---------- Source material

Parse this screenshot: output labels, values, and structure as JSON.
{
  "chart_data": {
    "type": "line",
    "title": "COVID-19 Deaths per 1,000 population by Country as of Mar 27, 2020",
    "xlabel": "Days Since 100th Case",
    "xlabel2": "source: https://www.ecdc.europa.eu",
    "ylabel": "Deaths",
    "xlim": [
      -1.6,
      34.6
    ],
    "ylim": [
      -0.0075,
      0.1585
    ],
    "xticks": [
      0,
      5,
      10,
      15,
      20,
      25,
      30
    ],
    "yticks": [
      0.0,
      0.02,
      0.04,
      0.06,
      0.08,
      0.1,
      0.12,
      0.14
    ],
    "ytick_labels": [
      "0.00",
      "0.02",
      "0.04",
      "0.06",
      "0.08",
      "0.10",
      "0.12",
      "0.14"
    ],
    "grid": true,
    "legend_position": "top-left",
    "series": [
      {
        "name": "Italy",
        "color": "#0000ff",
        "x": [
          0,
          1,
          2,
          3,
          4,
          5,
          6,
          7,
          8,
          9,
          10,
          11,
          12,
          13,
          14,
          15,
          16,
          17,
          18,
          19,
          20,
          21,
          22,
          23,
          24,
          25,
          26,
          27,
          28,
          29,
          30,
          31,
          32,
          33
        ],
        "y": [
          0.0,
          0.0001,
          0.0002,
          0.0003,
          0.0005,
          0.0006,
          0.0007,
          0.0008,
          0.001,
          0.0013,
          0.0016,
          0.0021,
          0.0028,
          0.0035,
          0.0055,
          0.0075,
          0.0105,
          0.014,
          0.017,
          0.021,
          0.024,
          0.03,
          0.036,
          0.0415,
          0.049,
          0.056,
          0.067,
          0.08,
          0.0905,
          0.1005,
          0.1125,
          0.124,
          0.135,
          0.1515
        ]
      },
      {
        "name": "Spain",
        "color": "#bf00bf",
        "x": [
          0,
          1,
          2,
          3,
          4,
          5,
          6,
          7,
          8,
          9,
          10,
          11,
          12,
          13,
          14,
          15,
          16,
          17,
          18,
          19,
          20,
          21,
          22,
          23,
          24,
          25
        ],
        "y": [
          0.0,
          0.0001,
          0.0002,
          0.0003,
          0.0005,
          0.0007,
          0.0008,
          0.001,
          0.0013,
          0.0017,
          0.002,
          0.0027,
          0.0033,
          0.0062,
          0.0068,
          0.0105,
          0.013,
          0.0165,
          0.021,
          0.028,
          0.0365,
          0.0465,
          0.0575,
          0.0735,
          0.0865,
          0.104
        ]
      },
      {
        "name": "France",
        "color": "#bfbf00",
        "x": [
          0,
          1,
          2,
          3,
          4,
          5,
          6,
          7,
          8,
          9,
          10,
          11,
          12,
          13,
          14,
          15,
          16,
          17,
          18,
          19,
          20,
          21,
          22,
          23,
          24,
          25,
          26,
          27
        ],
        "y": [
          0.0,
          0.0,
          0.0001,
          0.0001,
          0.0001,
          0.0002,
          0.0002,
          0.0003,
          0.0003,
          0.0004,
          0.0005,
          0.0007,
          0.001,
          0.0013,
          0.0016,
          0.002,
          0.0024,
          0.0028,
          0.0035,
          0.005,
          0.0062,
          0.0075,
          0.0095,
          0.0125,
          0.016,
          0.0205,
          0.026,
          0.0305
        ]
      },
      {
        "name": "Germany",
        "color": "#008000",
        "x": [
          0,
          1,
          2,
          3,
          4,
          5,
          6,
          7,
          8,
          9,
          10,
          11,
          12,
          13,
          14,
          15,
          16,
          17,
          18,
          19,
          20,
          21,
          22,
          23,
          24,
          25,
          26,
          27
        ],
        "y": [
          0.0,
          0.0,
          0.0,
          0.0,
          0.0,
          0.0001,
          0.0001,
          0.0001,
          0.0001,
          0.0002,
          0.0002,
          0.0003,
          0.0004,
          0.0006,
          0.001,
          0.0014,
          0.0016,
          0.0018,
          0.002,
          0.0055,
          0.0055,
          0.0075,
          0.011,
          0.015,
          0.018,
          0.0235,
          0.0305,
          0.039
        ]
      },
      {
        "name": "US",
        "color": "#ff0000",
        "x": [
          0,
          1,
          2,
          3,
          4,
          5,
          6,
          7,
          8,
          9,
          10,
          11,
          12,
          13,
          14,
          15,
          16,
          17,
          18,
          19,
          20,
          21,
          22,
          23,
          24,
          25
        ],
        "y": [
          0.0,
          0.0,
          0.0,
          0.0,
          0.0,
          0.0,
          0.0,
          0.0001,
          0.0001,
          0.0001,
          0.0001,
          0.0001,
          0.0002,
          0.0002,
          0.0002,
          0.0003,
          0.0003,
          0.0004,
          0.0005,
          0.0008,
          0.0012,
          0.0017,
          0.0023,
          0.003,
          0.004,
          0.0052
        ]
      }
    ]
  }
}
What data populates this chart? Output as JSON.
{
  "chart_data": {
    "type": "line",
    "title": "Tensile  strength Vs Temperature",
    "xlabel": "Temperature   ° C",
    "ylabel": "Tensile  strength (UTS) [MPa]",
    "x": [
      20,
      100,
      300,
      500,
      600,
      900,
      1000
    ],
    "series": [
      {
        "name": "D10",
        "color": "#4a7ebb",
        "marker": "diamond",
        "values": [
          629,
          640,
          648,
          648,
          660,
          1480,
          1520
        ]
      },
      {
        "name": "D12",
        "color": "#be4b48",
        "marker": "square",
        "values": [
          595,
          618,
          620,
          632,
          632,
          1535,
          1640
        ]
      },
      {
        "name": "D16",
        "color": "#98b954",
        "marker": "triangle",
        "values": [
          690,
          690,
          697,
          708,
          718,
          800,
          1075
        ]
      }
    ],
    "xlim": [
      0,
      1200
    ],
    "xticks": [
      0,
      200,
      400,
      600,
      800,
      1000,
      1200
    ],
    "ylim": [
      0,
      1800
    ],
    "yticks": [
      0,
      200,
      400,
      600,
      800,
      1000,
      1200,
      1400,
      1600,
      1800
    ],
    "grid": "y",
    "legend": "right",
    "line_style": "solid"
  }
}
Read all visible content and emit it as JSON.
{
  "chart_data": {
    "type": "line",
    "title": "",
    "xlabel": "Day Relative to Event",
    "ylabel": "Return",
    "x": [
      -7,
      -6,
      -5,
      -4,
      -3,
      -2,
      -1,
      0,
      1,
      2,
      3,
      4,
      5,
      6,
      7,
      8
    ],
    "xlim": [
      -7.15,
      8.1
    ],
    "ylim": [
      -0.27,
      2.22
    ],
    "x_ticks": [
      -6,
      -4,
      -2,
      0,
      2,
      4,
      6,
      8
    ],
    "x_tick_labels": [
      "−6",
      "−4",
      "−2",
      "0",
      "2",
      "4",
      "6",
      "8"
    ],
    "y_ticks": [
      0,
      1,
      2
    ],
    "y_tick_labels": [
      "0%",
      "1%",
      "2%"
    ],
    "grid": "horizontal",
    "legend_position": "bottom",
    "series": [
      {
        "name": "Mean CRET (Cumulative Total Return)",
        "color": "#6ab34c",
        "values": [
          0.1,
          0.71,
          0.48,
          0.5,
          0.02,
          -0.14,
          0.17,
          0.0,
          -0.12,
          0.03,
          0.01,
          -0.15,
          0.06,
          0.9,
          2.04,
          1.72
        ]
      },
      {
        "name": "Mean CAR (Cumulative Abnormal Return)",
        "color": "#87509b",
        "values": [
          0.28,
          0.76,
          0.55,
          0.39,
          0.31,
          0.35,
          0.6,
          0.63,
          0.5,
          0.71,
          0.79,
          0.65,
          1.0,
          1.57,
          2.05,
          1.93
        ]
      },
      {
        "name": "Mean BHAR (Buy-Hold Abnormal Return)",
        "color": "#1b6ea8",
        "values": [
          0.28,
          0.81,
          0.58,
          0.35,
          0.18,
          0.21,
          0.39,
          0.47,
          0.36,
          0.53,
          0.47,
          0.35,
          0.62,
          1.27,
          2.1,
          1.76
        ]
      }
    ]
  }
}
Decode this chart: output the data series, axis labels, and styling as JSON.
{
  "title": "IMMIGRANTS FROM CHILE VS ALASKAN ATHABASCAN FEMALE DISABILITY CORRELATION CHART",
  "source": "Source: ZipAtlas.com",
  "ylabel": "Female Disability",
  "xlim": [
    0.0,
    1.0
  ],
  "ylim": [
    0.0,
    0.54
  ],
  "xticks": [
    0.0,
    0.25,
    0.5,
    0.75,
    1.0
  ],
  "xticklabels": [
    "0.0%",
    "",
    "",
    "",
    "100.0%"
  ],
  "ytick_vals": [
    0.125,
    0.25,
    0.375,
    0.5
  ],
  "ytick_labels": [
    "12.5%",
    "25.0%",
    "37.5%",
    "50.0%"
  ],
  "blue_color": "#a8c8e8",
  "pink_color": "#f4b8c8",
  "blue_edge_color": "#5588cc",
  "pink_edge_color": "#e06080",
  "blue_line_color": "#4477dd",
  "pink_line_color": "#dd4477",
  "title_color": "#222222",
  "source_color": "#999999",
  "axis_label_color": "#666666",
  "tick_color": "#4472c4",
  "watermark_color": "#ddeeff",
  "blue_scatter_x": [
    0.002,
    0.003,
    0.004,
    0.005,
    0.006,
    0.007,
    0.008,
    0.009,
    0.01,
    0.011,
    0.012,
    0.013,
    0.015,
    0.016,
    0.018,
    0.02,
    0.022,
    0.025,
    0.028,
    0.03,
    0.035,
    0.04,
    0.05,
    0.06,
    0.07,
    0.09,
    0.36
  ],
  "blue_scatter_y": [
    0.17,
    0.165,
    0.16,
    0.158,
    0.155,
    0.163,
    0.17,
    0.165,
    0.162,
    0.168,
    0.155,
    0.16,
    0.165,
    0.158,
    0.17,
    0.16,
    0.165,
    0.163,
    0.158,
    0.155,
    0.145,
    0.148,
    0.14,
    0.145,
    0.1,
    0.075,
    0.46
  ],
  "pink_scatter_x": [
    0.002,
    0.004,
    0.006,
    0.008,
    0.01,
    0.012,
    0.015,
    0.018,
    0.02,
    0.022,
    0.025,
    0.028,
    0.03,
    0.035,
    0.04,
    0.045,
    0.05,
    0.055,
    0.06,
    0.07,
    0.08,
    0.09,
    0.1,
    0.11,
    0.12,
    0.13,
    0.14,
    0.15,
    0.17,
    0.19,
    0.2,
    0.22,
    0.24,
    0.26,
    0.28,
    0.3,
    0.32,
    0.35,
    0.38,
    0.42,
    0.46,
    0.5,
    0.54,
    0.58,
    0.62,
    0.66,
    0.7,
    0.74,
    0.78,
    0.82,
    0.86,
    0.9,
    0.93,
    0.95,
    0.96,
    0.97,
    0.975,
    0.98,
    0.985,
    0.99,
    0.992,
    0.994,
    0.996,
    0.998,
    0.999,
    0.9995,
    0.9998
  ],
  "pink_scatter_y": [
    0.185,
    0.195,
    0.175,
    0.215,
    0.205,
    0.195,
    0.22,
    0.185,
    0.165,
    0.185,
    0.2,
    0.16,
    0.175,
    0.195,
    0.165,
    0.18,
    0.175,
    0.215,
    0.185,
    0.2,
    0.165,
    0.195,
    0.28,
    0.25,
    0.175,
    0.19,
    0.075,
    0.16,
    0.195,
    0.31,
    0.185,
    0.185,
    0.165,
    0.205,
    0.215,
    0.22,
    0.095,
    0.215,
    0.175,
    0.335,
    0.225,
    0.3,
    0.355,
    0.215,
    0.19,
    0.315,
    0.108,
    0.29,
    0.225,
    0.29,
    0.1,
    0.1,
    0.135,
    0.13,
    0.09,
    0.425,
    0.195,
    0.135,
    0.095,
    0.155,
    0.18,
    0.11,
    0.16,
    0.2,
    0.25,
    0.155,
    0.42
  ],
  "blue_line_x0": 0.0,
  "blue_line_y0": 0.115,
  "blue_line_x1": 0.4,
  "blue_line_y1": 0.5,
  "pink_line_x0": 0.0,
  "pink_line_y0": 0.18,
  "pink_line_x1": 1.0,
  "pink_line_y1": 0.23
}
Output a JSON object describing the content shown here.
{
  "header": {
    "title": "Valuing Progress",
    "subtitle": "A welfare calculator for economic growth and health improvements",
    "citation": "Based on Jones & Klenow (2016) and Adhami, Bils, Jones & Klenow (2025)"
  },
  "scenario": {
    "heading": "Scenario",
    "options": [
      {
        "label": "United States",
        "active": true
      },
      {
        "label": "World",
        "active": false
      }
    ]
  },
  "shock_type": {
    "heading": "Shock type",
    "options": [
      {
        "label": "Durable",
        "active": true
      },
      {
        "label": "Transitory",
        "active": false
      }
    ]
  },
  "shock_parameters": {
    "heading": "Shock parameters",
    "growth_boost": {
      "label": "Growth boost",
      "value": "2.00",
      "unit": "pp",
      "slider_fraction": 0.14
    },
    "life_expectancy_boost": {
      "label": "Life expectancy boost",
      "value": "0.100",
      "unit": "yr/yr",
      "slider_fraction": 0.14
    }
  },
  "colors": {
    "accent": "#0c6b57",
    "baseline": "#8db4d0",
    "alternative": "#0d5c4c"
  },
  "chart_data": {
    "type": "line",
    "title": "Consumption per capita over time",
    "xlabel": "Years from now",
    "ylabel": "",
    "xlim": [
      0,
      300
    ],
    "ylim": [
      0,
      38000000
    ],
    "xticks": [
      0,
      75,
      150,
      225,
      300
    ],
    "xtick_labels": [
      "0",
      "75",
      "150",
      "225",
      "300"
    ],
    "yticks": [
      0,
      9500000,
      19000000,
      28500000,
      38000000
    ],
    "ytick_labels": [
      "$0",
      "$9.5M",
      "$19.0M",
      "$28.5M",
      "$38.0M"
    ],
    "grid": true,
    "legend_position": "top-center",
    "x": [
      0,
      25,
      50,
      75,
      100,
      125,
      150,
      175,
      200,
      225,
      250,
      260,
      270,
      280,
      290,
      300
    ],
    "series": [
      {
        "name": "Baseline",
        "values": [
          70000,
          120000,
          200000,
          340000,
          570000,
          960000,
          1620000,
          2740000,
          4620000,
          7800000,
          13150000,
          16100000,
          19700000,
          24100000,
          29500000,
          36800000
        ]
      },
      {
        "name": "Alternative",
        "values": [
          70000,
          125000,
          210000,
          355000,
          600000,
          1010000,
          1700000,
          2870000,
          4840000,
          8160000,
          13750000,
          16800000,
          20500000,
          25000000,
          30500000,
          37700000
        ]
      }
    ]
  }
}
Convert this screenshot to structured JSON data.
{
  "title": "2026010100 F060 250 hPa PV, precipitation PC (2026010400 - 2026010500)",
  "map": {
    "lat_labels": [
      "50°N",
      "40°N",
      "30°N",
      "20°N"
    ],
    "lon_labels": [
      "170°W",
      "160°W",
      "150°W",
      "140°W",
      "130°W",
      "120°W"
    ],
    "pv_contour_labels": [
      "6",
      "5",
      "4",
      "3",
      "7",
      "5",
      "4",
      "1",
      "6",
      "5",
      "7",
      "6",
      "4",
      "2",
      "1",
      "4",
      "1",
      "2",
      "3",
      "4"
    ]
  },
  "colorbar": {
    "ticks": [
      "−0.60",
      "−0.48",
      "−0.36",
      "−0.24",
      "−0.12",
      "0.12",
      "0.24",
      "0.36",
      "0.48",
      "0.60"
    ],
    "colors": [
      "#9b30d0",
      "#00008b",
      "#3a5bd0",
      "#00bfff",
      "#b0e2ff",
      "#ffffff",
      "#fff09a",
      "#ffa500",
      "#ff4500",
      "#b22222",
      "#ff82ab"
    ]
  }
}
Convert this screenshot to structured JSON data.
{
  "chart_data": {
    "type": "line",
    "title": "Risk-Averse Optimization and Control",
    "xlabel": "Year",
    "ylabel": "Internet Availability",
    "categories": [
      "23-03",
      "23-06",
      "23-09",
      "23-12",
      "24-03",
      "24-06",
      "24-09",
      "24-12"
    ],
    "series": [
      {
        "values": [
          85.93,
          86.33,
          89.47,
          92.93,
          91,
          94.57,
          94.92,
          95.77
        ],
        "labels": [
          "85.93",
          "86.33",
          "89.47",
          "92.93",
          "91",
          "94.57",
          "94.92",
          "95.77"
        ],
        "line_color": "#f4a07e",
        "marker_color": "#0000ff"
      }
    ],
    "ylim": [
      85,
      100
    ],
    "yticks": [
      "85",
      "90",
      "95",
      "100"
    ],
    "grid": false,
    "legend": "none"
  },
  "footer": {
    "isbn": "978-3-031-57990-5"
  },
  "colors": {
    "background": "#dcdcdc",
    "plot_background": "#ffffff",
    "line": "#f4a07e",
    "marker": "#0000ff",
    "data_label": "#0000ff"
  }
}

--------------------

◆ Written exercise:
Find "Temperature". Copy every line it occurs in.

◆ Result below:
    "title": "Tensile  strength Vs Temperature",
    "xlabel": "Temperature   ° C",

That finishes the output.